(Collected data)
------------
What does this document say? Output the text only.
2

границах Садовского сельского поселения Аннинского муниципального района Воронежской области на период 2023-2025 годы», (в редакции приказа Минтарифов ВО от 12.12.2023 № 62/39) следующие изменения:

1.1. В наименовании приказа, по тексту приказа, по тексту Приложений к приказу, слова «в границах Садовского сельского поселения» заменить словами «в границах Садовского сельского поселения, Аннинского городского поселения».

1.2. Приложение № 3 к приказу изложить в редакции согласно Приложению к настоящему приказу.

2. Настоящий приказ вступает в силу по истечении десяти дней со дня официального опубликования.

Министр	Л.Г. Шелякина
------------
● Exercise description: In the records above, find each line that holds the word "сельского"; copy all such lines.

● Response to this exercise:
границах Садовского сельского поселения Аннинского муниципального района Воронежской области на период 2023-2025 годы», (в редакции приказа Минтарифов ВО от 12.12.2023 № 62/39) следующие изменения:
1.1. В наименовании приказа, по тексту приказа, по тексту Приложений к приказу, слова «в границах Садовского сельского поселения» заменить словами «в границах Садовского сельского поселения, Аннинского городского поселения».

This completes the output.